▶ EXTRAIT CHOISI:

--------------------

B. La subordination de la réparation à la preuve d’un lien de causalité direct et certain

Si la faute de la commune est établie, l’indemnisation n’est pas automatique. L’arrêt met en exergue le rôle de filtre du lien de causalité, qui doit être direct et certain entre l’illégalité fautive et chacun des préjudices invoqués. Cette exigence classique du droit de la responsabilité administrative est ici appliquée avec une particulière méticulosité, conduisant le juge à examiner chaque chef de dommage de manière distincte pour vérifier s’il découle bien de la seule faute de l’administration.

La démarche de la cour illustre que la reconnaissance d’une faute n’emporte pas réparation de l’ensemble des déconvenues subies par la victime. Il appartient à cette dernière de prouver, pour chaque poste de préjudice, qu’il n’aurait pas existé sans l’illégalité commise. C’est à l’aune de ce critère strict que les juges d’appel vont procéder à une évaluation restrictive des demandes des requérants, distinguant nettement les dommages matériels non avérés des troubles moraux incontestables.

--------------------

▶ DONNÉES À EXAMINER:
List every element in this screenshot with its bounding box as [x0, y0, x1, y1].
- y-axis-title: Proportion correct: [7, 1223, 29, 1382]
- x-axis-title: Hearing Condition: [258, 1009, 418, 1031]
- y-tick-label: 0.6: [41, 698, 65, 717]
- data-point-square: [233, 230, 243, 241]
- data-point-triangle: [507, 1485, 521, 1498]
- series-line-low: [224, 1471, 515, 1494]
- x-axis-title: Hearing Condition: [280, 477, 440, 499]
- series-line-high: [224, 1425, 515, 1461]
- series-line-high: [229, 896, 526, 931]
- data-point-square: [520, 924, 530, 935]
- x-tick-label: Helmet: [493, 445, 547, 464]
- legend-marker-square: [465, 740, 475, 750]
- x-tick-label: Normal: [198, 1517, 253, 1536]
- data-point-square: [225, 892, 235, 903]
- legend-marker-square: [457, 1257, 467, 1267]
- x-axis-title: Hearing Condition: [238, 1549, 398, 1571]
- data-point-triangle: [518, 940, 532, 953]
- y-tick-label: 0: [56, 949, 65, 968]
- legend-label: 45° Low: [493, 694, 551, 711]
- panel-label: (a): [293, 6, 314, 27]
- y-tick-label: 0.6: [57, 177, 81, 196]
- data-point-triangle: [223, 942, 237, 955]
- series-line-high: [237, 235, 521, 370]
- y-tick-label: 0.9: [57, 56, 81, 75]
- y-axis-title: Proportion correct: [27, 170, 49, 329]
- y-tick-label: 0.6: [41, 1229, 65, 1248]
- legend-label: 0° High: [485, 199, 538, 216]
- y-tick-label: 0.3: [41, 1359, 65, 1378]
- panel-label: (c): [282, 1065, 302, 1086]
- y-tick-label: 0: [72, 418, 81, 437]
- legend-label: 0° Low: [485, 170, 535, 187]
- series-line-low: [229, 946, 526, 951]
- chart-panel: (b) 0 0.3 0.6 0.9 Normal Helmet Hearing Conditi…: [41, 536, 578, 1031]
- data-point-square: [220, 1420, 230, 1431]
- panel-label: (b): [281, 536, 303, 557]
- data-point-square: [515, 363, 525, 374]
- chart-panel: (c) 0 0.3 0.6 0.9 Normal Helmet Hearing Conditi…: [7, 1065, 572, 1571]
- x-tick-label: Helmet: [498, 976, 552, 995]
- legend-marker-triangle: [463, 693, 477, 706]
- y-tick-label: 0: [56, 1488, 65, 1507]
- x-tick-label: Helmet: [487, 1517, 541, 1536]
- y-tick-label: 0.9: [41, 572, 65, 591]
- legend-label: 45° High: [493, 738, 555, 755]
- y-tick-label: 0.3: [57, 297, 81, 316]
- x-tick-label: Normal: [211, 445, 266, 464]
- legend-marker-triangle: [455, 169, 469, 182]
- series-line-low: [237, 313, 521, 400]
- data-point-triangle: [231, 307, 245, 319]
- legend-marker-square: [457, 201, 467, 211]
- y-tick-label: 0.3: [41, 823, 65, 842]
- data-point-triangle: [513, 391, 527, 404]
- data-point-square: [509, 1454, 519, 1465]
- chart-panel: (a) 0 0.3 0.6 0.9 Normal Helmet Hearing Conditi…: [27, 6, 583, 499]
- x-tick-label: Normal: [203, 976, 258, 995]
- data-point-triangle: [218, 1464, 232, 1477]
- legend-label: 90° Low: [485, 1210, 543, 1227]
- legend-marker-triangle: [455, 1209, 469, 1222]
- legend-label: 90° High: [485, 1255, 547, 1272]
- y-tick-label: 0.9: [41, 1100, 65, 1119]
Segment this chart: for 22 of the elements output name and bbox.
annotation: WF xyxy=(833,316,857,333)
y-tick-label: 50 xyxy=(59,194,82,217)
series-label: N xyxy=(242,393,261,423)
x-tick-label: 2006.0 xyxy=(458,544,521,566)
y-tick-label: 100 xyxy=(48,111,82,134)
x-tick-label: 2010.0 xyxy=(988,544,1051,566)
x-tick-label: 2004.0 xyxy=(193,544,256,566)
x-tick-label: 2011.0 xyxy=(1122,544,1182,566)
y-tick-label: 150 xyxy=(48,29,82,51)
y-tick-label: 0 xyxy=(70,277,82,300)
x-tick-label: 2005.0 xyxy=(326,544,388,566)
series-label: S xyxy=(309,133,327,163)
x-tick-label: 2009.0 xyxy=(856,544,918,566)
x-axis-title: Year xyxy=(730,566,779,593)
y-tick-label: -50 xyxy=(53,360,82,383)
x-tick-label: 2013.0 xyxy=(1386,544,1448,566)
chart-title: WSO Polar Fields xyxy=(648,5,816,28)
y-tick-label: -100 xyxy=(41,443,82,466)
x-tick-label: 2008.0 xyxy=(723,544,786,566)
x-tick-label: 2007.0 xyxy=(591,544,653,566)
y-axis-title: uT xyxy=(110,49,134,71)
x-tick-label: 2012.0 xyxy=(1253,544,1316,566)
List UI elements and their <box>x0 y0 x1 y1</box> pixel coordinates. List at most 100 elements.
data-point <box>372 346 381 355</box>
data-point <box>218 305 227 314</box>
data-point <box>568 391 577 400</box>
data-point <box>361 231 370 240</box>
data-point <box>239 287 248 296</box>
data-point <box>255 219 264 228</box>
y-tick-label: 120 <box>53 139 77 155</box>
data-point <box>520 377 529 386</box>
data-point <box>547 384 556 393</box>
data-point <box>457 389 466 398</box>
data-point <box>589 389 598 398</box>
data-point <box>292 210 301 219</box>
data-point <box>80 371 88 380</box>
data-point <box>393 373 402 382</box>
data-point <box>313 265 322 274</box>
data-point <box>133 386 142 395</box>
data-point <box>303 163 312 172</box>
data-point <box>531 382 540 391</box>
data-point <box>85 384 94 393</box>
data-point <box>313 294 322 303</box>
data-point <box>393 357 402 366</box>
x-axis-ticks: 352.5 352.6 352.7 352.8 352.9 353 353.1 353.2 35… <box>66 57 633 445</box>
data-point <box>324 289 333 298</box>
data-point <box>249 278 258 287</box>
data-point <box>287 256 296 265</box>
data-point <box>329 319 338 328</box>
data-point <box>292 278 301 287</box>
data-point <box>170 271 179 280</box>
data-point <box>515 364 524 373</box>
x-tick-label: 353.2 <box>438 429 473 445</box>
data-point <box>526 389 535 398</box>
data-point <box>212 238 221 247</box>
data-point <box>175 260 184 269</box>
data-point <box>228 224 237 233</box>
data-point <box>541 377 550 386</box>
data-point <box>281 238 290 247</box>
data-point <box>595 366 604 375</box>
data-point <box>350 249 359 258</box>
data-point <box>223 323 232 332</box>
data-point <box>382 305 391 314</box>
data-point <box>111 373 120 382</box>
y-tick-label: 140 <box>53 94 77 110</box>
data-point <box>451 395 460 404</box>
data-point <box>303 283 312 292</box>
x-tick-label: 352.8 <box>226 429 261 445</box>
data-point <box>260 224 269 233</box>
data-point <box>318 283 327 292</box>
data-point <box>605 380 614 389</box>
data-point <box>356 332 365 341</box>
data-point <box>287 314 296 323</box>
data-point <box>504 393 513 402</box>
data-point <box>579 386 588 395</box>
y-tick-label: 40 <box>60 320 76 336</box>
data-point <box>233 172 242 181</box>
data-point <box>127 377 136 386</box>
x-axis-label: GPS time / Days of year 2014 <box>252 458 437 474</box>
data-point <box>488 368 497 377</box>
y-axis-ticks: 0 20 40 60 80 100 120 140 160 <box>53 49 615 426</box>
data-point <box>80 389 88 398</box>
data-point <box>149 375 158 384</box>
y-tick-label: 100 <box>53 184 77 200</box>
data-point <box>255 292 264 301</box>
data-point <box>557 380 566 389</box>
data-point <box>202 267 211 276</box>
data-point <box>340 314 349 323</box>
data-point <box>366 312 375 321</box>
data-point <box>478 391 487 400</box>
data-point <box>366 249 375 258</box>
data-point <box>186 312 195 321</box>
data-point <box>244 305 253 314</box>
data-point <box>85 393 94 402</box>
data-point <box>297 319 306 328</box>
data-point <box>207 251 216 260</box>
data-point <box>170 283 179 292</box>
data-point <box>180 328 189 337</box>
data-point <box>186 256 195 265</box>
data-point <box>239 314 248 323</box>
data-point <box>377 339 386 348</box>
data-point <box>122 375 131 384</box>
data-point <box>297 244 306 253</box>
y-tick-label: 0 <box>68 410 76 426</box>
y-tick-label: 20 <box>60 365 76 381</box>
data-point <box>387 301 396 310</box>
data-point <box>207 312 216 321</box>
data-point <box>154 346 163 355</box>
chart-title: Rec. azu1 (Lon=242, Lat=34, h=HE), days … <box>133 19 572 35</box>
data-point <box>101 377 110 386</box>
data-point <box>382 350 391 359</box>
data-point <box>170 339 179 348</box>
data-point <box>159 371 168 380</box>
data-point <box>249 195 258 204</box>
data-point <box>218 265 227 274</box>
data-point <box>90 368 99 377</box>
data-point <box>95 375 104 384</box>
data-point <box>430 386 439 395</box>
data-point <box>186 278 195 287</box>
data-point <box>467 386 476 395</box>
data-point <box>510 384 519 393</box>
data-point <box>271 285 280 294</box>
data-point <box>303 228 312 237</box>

--------------------

▶ OBJECTIF POURSUIVI: Pouvez-vous recopier le passage de l’extrait choisi qui commence par « B. La subordination » et se poursuit jusqu’à « faute de l’administration. », en remplaçant « commune » par « municipalité » ?

▶ RÉSULTAT ATTENDU:
B. La subordination de la réparation à la preuve d’un lien de causalité direct et certain

Si la faute de la municipalité est établie, l’indemnisation n’est pas automatique. L’arrêt met en exergue le rôle de filtre du lien de causalité, qui doit être direct et certain entre l’illégalité fautive et chacun des préjudices invoqués. Cette exigence classique du droit de la responsabilité administrative est ici appliquée avec une particulière méticulosité, conduisant le juge à examiner chaque chef de dommage de manière distincte pour vérifier s’il découle bien de la seule faute de l’administration.